### Challenge:
Set each record down exactly, excluding all images.

* begin Records for this exercise *

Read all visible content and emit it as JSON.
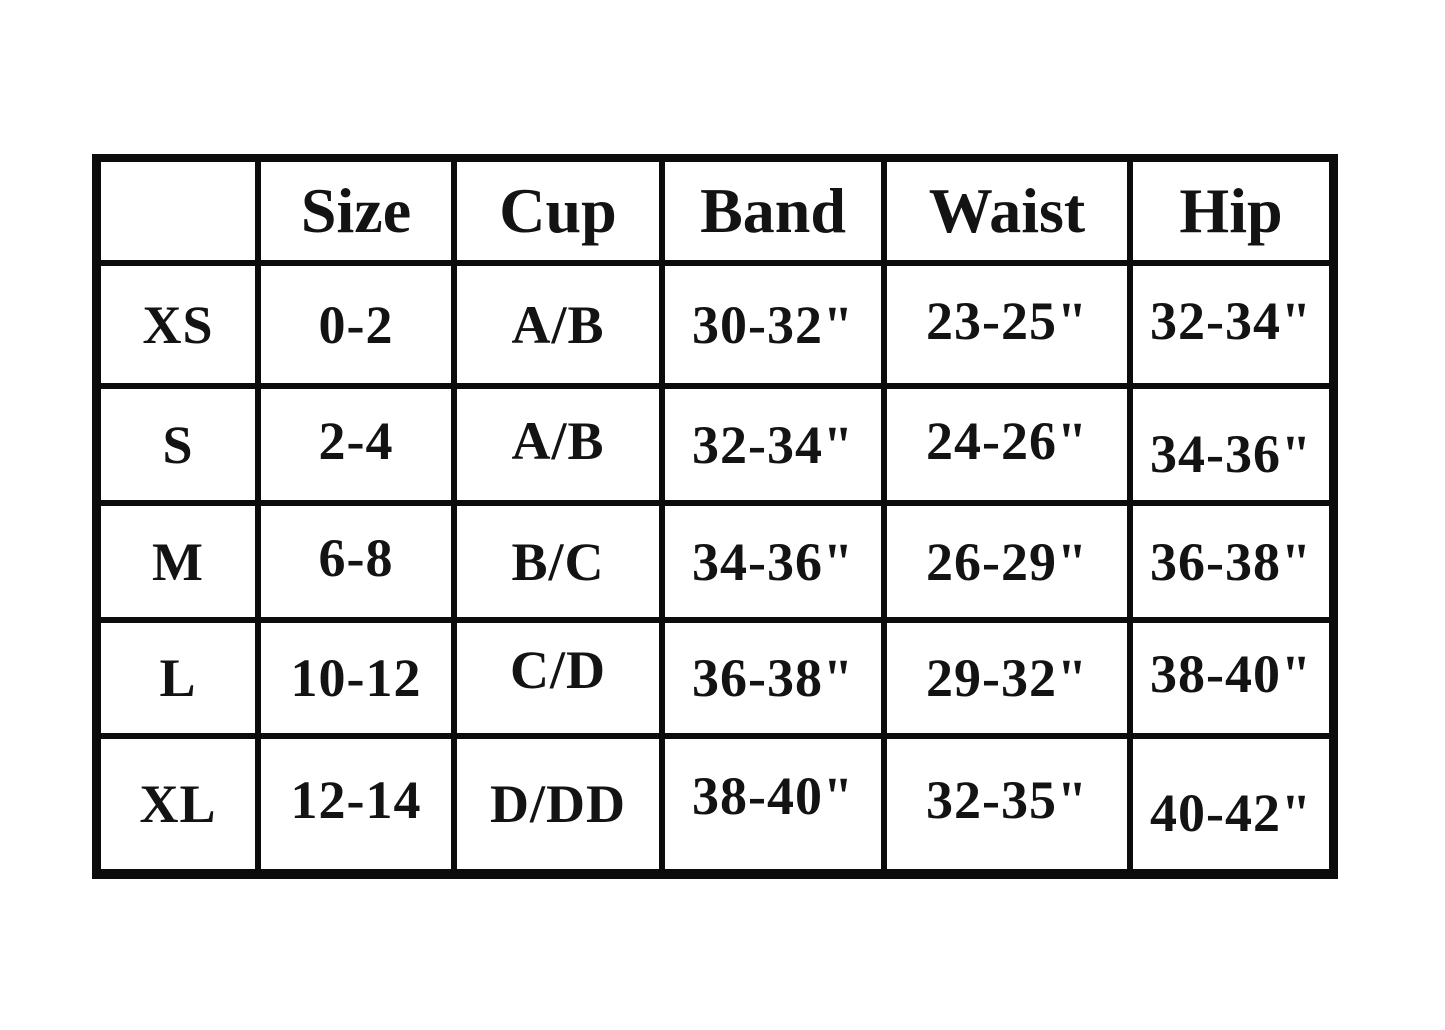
{
  "chart_data": {
    "type": "table",
    "title": "",
    "columns": [
      "",
      "Size",
      "Cup",
      "Band",
      "Waist",
      "Hip"
    ],
    "rows": [
      [
        "XS",
        "0-2",
        "A/B",
        "30-32\"",
        "23-25\"",
        "32-34\""
      ],
      [
        "S",
        "2-4",
        "A/B",
        "32-34\"",
        "24-26\"",
        "34-36\""
      ],
      [
        "M",
        "6-8",
        "B/C",
        "34-36\"",
        "26-29\"",
        "36-38\""
      ],
      [
        "L",
        "10-12",
        "C/D",
        "36-38\"",
        "29-32\"",
        "38-40\""
      ],
      [
        "XL",
        "12-14",
        "D/DD",
        "38-40\"",
        "32-35\"",
        "40-42\""
      ]
    ],
    "layout": {
      "grid": "on",
      "header_row": true,
      "row_label_column": true
    },
    "colors": {
      "border": "#0c0c0c",
      "background": "#ffffff",
      "text": "#131313"
    }
  }
}
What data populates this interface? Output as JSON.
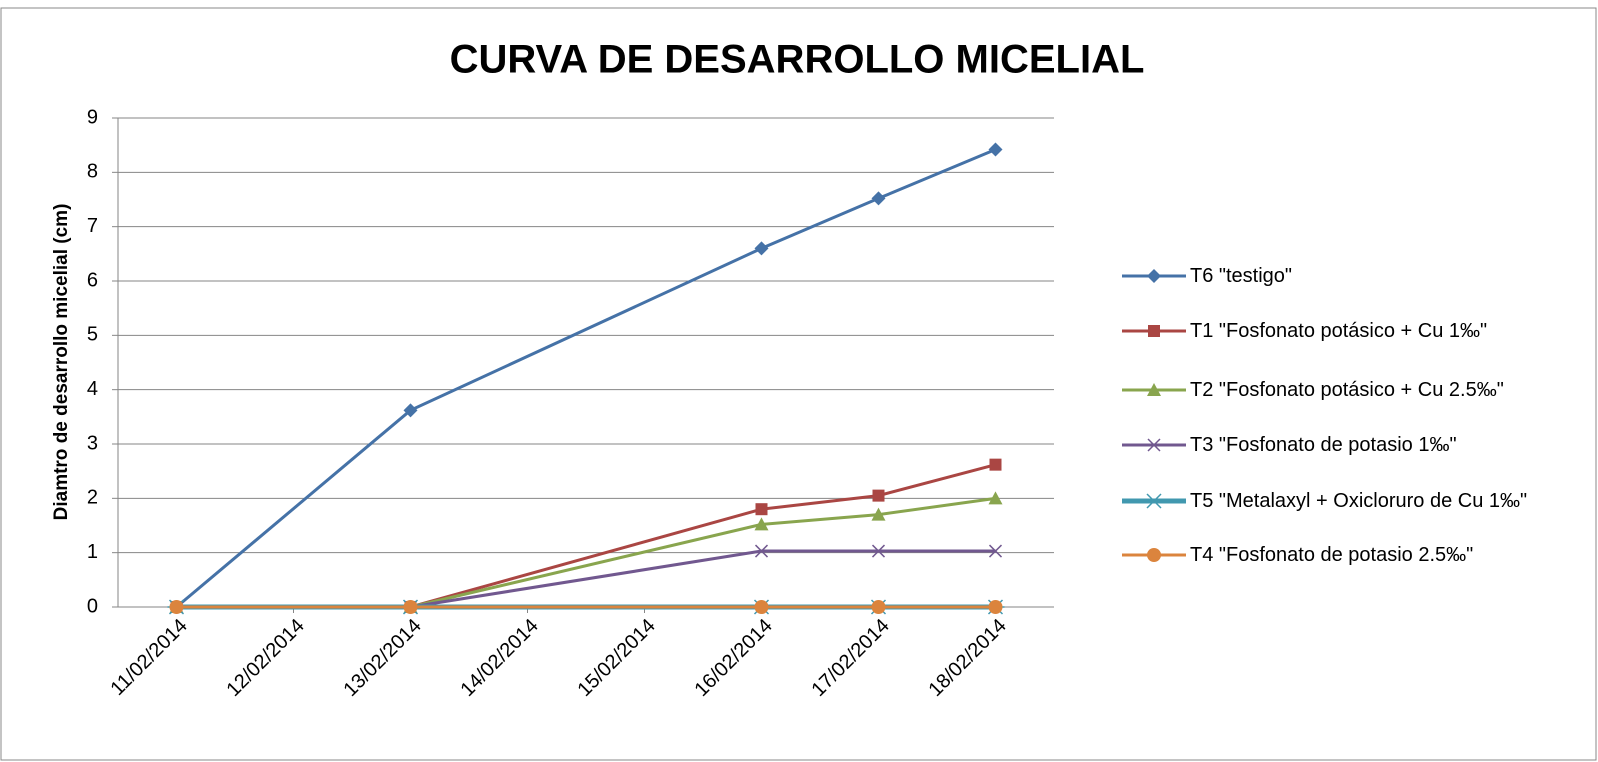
{
  "chart_data": {
    "type": "line",
    "title": "CURVA DE DESARROLLO MICELIAL",
    "y_label": "Diamtro de desarrollo micelial (cm)",
    "x": [
      "11/02/2014",
      "13/02/2014",
      "16/02/2014",
      "17/02/2014",
      "18/02/2014"
    ],
    "xlim": [
      "11/02/2014",
      "18/02/2014"
    ],
    "xticks": [
      "11/02/2014",
      "12/02/2014",
      "13/02/2014",
      "14/02/2014",
      "15/02/2014",
      "16/02/2014",
      "17/02/2014",
      "18/02/2014"
    ],
    "ylim": [
      0,
      9
    ],
    "yticks": [
      0,
      1,
      2,
      3,
      4,
      5,
      6,
      7,
      8,
      9
    ],
    "grid": true,
    "legend": "right",
    "series": [
      {
        "name": "T6 \"testigo\"",
        "color": "#4572a7",
        "marker": "diamond",
        "values": [
          0,
          3.62,
          6.6,
          7.52,
          8.42
        ]
      },
      {
        "name": "T1 \"Fosfonato potásico + Cu 1‰\"",
        "color": "#aa4643",
        "marker": "square",
        "values": [
          0,
          0,
          1.8,
          2.05,
          2.62
        ]
      },
      {
        "name": "T2 \"Fosfonato potásico + Cu 2.5‰\"",
        "color": "#89a54e",
        "marker": "triangle",
        "values": [
          0,
          0,
          1.52,
          1.7,
          2.0
        ]
      },
      {
        "name": "T3 \"Fosfonato de potasio 1‰\"",
        "color": "#71588f",
        "marker": "x",
        "values": [
          0,
          0,
          1.03,
          1.03,
          1.03
        ]
      },
      {
        "name": "T5 \"Metalaxyl + Oxicloruro de Cu 1‰\"",
        "color": "#4198af",
        "marker": "star",
        "width": 5,
        "values": [
          0,
          0,
          0,
          0,
          0
        ]
      },
      {
        "name": "T4 \"Fosfonato de potasio 2.5‰\"",
        "color": "#db843d",
        "marker": "circle",
        "values": [
          0,
          0,
          0,
          0,
          0
        ]
      }
    ]
  }
}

* end Records for this exercise *

### Problem solution:
Read all visible content and emit it as JSON.
{
  "chart_data": {
    "type": "table",
    "title": "",
    "columns": [
      "",
      "Size",
      "Cup",
      "Band",
      "Waist",
      "Hip"
    ],
    "rows": [
      [
        "XS",
        "0-2",
        "A/B",
        "30-32\"",
        "23-25\"",
        "32-34\""
      ],
      [
        "S",
        "2-4",
        "A/B",
        "32-34\"",
        "24-26\"",
        "34-36\""
      ],
      [
        "M",
        "6-8",
        "B/C",
        "34-36\"",
        "26-29\"",
        "36-38\""
      ],
      [
        "L",
        "10-12",
        "C/D",
        "36-38\"",
        "29-32\"",
        "38-40\""
      ],
      [
        "XL",
        "12-14",
        "D/DD",
        "38-40\"",
        "32-35\"",
        "40-42\""
      ]
    ],
    "layout": {
      "grid": "on",
      "header_row": true,
      "row_label_column": true
    },
    "colors": {
      "border": "#0c0c0c",
      "background": "#ffffff",
      "text": "#131313"
    }
  }
}
What data populates this interface? Output as JSON.
{
  "chart_data": {
    "type": "line",
    "title": "CURVA DE DESARROLLO MICELIAL",
    "y_label": "Diamtro de desarrollo micelial (cm)",
    "x": [
      "11/02/2014",
      "13/02/2014",
      "16/02/2014",
      "17/02/2014",
      "18/02/2014"
    ],
    "xlim": [
      "11/02/2014",
      "18/02/2014"
    ],
    "xticks": [
      "11/02/2014",
      "12/02/2014",
      "13/02/2014",
      "14/02/2014",
      "15/02/2014",
      "16/02/2014",
      "17/02/2014",
      "18/02/2014"
    ],
    "ylim": [
      0,
      9
    ],
    "yticks": [
      0,
      1,
      2,
      3,
      4,
      5,
      6,
      7,
      8,
      9
    ],
    "grid": true,
    "legend": "right",
    "series": [
      {
        "name": "T6 \"testigo\"",
        "color": "#4572a7",
        "marker": "diamond",
        "values": [
          0,
          3.62,
          6.6,
          7.52,
          8.42
        ]
      },
      {
        "name": "T1 \"Fosfonato potásico + Cu 1‰\"",
        "color": "#aa4643",
        "marker": "square",
        "values": [
          0,
          0,
          1.8,
          2.05,
          2.62
        ]
      },
      {
        "name": "T2 \"Fosfonato potásico + Cu 2.5‰\"",
        "color": "#89a54e",
        "marker": "triangle",
        "values": [
          0,
          0,
          1.52,
          1.7,
          2.0
        ]
      },
      {
        "name": "T3 \"Fosfonato de potasio 1‰\"",
        "color": "#71588f",
        "marker": "x",
        "values": [
          0,
          0,
          1.03,
          1.03,
          1.03
        ]
      },
      {
        "name": "T5 \"Metalaxyl + Oxicloruro de Cu 1‰\"",
        "color": "#4198af",
        "marker": "star",
        "width": 5,
        "values": [
          0,
          0,
          0,
          0,
          0
        ]
      },
      {
        "name": "T4 \"Fosfonato de potasio 2.5‰\"",
        "color": "#db843d",
        "marker": "circle",
        "values": [
          0,
          0,
          0,
          0,
          0
        ]
      }
    ]
  }
}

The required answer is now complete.